start TASK DATA

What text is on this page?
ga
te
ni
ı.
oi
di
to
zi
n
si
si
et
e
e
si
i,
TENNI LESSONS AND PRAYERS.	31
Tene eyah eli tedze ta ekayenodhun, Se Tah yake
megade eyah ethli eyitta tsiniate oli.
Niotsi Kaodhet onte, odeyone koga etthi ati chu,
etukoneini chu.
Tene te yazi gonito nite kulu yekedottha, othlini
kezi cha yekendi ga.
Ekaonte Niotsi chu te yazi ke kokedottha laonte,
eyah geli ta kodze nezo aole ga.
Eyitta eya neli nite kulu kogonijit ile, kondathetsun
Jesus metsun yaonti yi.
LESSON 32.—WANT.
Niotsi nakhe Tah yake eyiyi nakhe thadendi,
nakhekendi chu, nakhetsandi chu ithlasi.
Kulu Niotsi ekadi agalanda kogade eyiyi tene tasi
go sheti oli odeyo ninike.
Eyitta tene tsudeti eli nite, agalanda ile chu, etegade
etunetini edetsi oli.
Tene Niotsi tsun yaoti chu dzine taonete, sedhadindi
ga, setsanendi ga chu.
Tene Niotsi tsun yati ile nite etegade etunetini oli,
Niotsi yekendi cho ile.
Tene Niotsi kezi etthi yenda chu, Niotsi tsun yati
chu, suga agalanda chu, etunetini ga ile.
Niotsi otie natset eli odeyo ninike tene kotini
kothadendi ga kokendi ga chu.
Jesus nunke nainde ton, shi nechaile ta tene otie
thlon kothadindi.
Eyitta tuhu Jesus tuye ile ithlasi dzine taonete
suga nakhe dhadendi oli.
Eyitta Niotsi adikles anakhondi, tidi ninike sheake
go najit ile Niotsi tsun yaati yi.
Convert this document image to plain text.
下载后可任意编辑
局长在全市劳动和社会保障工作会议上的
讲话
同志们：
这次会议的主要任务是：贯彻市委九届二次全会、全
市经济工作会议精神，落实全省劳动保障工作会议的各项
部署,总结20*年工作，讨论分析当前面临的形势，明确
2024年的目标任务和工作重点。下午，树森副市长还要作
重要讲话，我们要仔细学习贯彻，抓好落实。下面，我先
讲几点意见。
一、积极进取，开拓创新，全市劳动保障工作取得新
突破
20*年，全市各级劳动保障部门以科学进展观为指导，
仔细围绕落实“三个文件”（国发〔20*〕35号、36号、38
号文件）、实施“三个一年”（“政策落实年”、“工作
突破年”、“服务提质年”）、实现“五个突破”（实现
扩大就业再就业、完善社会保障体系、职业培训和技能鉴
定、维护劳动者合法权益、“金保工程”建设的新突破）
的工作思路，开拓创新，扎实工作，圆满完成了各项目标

end TASK DATA

WHAT TO DO
Show the lines of the data that hold the word "taonete".

RESULT OF THE TASK
Tene Niotsi tsun yaoti chu dzine taonete, sedhadindi
Eyitta tuhu Jesus tuye ile ithlasi dzine taonete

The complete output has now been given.